(Stored entries)

═══

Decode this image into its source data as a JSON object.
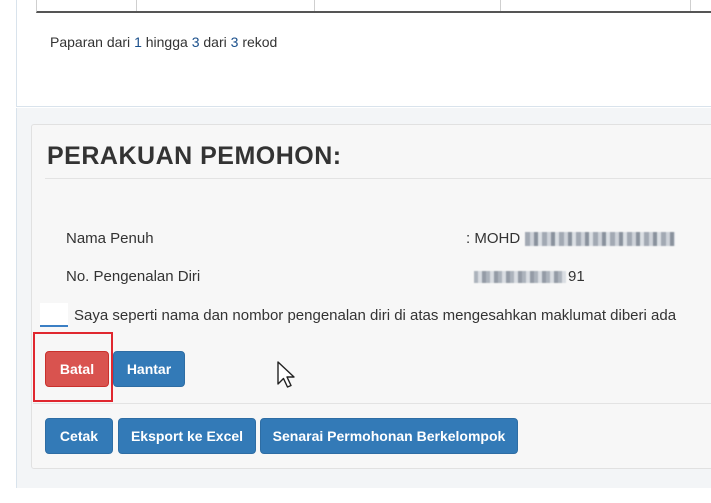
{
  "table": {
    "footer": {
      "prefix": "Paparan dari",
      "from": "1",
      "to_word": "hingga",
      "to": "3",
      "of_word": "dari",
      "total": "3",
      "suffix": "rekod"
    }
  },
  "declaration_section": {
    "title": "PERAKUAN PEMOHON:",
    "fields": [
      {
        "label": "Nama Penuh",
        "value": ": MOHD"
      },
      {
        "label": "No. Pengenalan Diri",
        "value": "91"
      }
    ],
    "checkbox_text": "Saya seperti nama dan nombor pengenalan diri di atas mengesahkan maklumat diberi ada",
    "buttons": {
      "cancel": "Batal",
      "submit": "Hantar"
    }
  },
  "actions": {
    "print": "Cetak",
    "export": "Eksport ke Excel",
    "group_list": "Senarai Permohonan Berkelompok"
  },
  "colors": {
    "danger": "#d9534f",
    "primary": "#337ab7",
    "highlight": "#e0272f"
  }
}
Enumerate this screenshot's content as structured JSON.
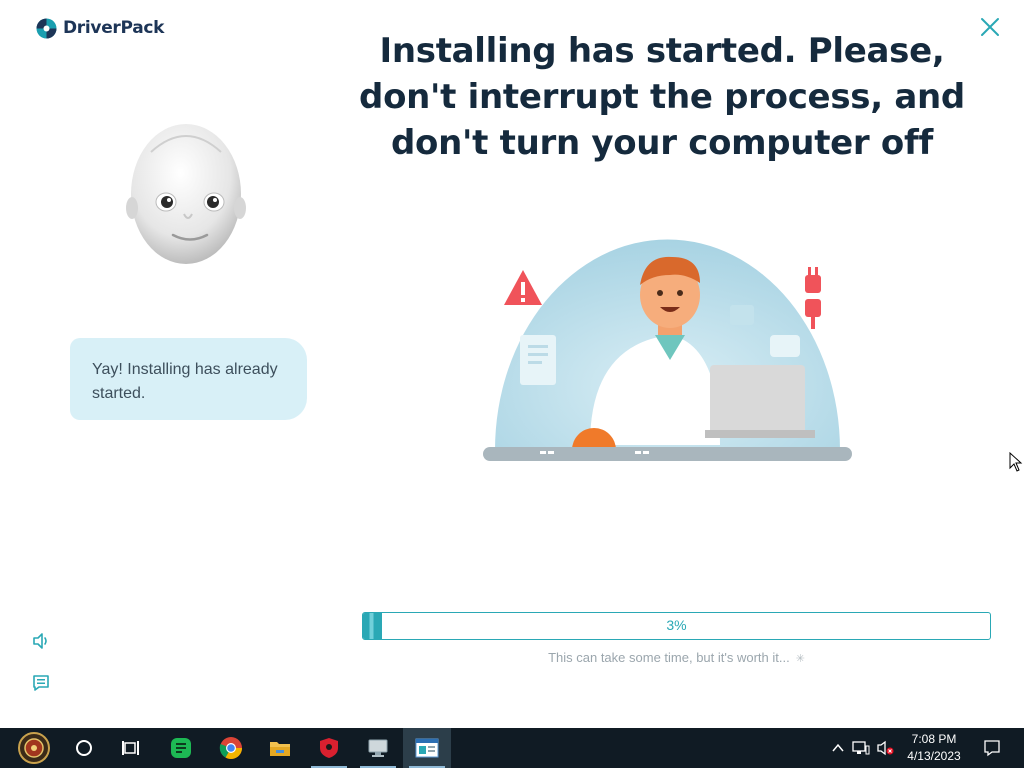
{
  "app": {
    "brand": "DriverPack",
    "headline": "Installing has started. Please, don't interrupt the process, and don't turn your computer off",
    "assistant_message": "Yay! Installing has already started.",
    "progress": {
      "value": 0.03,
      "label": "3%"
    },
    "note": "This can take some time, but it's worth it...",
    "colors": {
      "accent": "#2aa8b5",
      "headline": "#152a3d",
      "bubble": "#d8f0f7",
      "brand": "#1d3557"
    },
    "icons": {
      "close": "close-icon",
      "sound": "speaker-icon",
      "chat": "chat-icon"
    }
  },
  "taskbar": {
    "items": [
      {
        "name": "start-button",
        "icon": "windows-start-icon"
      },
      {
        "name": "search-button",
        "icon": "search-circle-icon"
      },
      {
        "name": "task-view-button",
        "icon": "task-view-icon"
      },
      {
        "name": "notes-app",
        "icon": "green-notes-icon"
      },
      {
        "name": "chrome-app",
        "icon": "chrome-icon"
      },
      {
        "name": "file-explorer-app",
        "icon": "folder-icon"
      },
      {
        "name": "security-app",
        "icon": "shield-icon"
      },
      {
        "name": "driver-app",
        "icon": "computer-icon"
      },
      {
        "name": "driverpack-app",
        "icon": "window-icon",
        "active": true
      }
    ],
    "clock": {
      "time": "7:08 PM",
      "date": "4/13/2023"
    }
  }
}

═══

• SET PROBLEM
Tally how many lines of the records hold the word "Installing". Answer with the number only.

• SOLUTION
2